Count the lines containing "дома" in the entries underneath, and state that count without anything else.

* START MATERIAL *

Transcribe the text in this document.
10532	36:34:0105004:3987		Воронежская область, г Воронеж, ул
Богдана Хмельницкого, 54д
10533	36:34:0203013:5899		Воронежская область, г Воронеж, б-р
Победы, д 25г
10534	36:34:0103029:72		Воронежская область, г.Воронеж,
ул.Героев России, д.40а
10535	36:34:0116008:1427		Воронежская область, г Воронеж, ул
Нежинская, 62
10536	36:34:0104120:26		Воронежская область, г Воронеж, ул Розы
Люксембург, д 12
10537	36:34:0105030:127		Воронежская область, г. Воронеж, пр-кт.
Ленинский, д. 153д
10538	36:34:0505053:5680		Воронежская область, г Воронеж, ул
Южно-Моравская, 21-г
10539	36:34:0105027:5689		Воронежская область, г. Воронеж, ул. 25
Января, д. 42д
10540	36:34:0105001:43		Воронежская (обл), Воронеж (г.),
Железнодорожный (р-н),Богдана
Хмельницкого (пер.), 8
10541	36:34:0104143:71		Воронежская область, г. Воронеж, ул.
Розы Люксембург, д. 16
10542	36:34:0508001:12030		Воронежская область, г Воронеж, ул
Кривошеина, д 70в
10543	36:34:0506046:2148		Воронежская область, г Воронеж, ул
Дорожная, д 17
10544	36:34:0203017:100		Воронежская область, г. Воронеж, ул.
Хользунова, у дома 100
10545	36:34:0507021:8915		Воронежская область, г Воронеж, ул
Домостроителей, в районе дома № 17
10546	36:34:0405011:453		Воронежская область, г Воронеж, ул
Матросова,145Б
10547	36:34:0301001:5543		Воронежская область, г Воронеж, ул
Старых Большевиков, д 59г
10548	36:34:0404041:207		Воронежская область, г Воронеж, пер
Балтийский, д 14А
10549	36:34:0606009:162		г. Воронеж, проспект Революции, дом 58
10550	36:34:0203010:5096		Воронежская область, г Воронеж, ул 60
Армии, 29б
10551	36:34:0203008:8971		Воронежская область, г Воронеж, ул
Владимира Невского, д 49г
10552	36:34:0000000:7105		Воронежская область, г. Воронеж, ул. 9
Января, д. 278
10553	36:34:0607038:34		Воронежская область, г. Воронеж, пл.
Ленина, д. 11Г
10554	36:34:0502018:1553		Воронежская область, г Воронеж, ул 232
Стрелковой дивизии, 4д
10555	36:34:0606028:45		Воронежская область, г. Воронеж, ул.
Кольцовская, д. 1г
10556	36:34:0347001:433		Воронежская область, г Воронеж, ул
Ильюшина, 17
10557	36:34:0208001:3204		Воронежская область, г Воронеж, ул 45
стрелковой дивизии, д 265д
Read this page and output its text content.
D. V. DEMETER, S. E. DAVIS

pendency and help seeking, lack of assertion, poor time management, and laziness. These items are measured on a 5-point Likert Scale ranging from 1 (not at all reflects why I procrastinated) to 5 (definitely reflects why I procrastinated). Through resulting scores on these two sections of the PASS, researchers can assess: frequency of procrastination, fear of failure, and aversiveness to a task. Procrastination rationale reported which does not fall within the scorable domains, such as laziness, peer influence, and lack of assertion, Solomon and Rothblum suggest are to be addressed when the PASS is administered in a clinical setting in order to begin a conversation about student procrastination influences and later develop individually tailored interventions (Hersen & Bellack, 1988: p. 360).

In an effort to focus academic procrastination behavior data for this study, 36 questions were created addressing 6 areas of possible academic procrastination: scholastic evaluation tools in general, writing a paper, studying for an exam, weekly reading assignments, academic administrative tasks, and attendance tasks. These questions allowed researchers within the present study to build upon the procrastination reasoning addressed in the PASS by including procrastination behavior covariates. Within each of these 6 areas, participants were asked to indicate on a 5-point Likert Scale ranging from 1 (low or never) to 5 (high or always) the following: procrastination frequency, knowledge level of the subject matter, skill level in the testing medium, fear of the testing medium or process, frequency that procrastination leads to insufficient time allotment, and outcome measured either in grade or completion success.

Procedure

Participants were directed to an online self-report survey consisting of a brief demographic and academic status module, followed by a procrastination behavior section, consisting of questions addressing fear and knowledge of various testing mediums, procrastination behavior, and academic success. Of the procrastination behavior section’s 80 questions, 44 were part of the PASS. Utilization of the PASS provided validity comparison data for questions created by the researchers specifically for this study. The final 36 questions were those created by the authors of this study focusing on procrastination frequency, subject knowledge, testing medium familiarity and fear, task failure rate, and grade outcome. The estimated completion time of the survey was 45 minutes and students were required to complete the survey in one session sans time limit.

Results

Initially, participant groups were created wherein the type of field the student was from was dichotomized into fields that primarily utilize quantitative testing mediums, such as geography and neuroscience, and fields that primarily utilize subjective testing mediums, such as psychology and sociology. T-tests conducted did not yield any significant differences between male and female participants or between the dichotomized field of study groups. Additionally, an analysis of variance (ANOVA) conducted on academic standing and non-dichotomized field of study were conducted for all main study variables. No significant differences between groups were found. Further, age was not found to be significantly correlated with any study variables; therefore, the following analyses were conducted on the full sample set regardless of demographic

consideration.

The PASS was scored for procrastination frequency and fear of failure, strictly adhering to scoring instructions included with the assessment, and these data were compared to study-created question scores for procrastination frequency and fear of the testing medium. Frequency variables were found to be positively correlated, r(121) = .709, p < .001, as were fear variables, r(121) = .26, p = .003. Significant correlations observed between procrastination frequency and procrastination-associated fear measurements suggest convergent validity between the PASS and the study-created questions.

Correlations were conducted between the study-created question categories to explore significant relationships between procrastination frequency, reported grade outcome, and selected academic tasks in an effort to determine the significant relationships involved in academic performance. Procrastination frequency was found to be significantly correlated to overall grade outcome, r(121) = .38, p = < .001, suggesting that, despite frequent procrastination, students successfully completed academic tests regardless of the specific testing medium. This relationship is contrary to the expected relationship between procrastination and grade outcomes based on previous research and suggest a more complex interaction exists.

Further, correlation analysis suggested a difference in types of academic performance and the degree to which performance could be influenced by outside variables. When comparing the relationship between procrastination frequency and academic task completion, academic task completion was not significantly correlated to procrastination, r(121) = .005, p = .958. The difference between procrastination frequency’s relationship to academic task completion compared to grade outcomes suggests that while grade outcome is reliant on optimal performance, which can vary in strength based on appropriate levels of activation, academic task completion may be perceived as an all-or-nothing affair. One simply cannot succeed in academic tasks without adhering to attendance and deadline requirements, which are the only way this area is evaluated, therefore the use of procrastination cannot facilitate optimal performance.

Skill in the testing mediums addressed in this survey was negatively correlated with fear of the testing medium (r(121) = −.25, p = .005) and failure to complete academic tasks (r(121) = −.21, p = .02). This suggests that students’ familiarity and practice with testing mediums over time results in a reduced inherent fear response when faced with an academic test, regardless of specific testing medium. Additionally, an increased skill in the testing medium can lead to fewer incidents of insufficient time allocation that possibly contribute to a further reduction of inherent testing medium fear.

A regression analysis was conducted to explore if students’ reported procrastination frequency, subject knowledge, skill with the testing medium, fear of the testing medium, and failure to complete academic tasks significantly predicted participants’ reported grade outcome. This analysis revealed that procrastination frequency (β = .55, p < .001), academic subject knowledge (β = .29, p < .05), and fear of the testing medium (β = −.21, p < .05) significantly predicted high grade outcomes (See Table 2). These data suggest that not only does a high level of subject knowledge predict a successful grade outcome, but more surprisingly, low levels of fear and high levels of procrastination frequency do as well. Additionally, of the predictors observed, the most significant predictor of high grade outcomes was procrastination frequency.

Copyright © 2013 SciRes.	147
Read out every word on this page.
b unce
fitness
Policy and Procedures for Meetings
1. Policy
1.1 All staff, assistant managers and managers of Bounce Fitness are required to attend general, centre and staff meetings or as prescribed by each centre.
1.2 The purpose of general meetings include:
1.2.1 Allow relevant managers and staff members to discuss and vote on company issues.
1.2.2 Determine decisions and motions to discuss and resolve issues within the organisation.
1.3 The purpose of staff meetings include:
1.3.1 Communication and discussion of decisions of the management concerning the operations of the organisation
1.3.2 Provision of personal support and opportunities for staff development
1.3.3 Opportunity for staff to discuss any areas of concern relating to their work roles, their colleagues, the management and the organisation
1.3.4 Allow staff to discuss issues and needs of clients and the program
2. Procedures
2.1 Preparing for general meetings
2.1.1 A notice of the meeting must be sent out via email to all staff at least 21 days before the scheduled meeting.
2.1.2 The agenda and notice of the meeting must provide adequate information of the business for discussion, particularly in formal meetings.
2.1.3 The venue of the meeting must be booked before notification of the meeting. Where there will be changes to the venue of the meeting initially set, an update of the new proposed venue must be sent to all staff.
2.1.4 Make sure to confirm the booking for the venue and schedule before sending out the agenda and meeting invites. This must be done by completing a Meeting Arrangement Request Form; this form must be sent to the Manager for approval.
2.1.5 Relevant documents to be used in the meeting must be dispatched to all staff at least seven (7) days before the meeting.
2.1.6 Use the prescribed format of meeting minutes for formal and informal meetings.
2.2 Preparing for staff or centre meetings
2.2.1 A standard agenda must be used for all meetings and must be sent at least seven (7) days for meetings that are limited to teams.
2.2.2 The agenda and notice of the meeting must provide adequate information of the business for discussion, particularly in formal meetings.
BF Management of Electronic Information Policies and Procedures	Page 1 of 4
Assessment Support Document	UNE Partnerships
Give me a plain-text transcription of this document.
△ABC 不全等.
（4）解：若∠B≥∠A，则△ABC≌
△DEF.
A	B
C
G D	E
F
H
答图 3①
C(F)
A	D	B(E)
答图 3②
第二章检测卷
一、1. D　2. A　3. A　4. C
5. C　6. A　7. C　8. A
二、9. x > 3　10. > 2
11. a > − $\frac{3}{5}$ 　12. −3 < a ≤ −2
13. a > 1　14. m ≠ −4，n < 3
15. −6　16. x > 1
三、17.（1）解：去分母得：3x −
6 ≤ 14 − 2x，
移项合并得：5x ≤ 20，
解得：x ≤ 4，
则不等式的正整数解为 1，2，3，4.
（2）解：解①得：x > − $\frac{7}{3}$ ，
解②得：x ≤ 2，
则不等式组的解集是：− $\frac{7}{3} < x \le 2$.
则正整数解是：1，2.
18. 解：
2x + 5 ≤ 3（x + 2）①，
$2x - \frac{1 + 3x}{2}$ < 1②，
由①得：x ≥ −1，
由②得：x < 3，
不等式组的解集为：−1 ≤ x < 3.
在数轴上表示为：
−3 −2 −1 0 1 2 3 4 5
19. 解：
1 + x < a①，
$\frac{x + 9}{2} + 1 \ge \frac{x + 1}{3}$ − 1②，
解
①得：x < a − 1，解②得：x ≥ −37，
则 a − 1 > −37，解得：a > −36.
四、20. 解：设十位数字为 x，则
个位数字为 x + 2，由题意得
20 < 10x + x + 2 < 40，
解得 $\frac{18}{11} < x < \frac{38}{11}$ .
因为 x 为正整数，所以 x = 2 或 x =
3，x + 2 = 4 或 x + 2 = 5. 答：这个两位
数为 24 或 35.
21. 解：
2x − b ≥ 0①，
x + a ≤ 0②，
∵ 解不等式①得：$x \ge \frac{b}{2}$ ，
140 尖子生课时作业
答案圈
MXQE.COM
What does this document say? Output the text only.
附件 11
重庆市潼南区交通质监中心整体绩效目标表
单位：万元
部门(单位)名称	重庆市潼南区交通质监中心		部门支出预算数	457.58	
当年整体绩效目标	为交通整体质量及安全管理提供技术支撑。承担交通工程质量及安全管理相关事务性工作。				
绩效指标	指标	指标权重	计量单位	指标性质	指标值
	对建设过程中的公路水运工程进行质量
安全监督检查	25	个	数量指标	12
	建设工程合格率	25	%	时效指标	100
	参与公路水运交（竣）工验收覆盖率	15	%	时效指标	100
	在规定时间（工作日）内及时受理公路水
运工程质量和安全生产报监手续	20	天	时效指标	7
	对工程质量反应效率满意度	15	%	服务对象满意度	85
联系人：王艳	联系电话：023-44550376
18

* END MATERIAL *

◆ **ANSWER FOR THIS EXERCISE**:
2